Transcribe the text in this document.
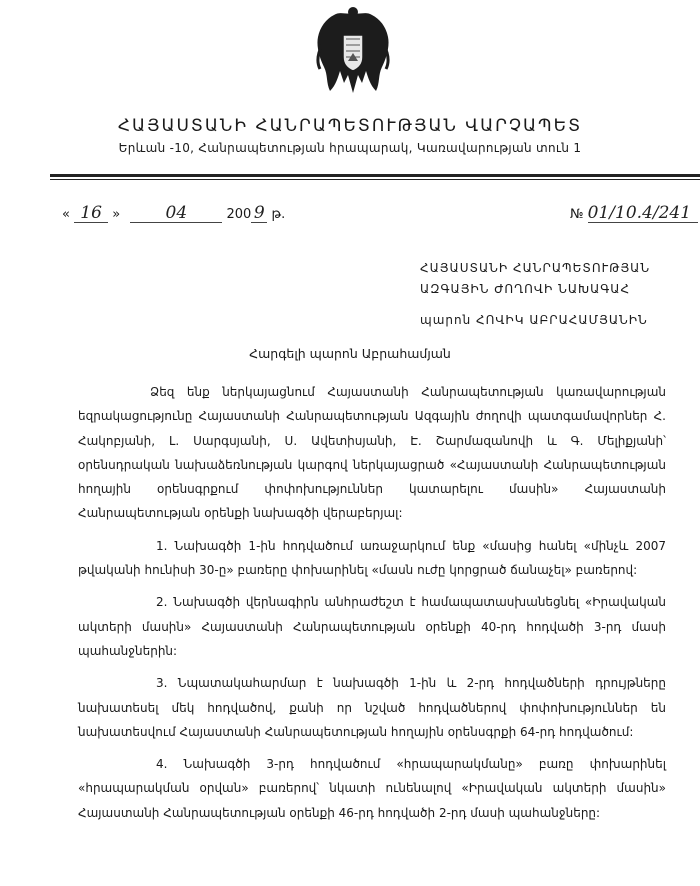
ՀԱՅԱՍՏԱՆԻ ՀԱՆՐԱՊԵՏՈՒԹՅԱՆ ՎԱՐՉԱՊԵՏ
Երևան -10, Հանրապետության հրապարակ, Կառավարության տուն 1
« 16 »	04	200 9 թ.	№ 01/10.4/241
ՀԱՅԱՍՏԱՆԻ ՀԱՆՐԱՊԵՏՈՒԹՅԱՆ
ԱԶԳԱՅԻՆ ԺՈՂՈՎԻ ՆԱԽԱԳԱՀ
պարոն ՀՈՎԻԿ ԱԲՐԱՀԱՄՅԱՆԻՆ
Հարգելի պարոն Աբրահամյան

Ձեզ ենք ներկայացնում Հայաստանի Հանրապետության կառավարության եզրակացությունը Հայաստանի Հանրապետության Ազգային ժողովի պատգամավորներ Հ. Հակոբյանի, Լ. Սարգսյանի, Ս. Ավետիսյանի, Է. Շարմազանովի և Գ. Մելիքյանի՝ օրենսդրական նախաձեռնության կարգով ներկայացրած «Հայաստանի Հանրապետության հողային օրենսգրքում փոփոխություններ կատարելու մասին» Հայաստանի Հանրապետության օրենքի նախագծի վերաբերյալ:

1. Նախագծի 1-ին հոդվածում առաջարկում ենք «մասից հանել «մինչև 2007 թվականի հունիսի 30-ը» բառերը փոխարինել «մասն ուժը կորցրած ճանաչել» բառերով:

2. Նախագծի վերնագիրն անհրաժեշտ է համապատասխանեցնել «Իրավական ակտերի մասին» Հայաստանի Հանրապետության օրենքի 40-րդ հոդվածի 3-րդ մասի պահանջներին:

3. Նպատակահարմար է նախագծի 1-ին և 2-րդ հոդվածների դրույթները նախատեսել մեկ հոդվածով, քանի որ նշված հոդվածներով փոփոխություններ են նախատեսվում Հայաստանի Հանրապետության հողային օրենսգրքի 64-րդ հոդվածում:

4. Նախագծի 3-րդ հոդվածում «հրապարակմանը» բառը փոխարինել «հրապարակման օրվան» բառերով՝ նկատի ունենալով «Իրավական ակտերի մասին» Հայաստանի Հանրապետության օրենքի 46-րդ հոդվածի 2-րդ մասի պահանջները:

GOAL OF THE EXERCISE – Transcribe the material exactly, keeping every word and none of the pictures.

EXERCISE RESULT –
Transcribe the text in this document.
ՀԱՅԱՍՏԱՆԻ ՀԱՆՐԱՊԵՏՈՒԹՅԱՆ ՎԱՐՉԱՊԵՏ
Երևան -10, Հանրապետության հրապարակ, Կառավարության տուն 1
« 16 »	04	200 9 թ.	№ 01/10.4/241
ՀԱՅԱՍՏԱՆԻ ՀԱՆՐԱՊԵՏՈՒԹՅԱՆ
ԱԶԳԱՅԻՆ ԺՈՂՈՎԻ ՆԱԽԱԳԱՀ
պարոն ՀՈՎԻԿ ԱԲՐԱՀԱՄՅԱՆԻՆ
Հարգելի պարոն Աբրահամյան

Ձեզ ենք ներկայացնում Հայաստանի Հանրապետության կառավարության եզրակացությունը Հայաստանի Հանրապետության Ազգային ժողովի պատգամավորներ Հ. Հակոբյանի, Լ. Սարգսյանի, Ս. Ավետիսյանի, Է. Շարմազանովի և Գ. Մելիքյանի՝ օրենսդրական նախաձեռնության կարգով ներկայացրած «Հայաստանի Հանրապետության հողային օրենսգրքում փոփոխություններ կատարելու մասին» Հայաստանի Հանրապետության օրենքի նախագծի վերաբերյալ:

1. Նախագծի 1-ին հոդվածում առաջարկում ենք «մասից հանել «մինչև 2007 թվականի հունիսի 30-ը» բառերը փոխարինել «մասն ուժը կորցրած ճանաչել» բառերով:

2. Նախագծի վերնագիրն անհրաժեշտ է համապատասխանեցնել «Իրավական ակտերի մասին» Հայաստանի Հանրապետության օրենքի 40-րդ հոդվածի 3-րդ մասի պահանջներին:

3. Նպատակահարմար է նախագծի 1-ին և 2-րդ հոդվածների դրույթները նախատեսել մեկ հոդվածով, քանի որ նշված հոդվածներով փոփոխություններ են նախատեսվում Հայաստանի Հանրապետության հողային օրենսգրքի 64-րդ հոդվածում:

4. Նախագծի 3-րդ հոդվածում «հրապարակմանը» բառը փոխարինել «հրապարակման օրվան» բառերով՝ նկատի ունենալով «Իրավական ակտերի մասին» Հայաստանի Հանրապետության օրենքի 46-րդ հոդվածի 2-րդ մասի պահանջները:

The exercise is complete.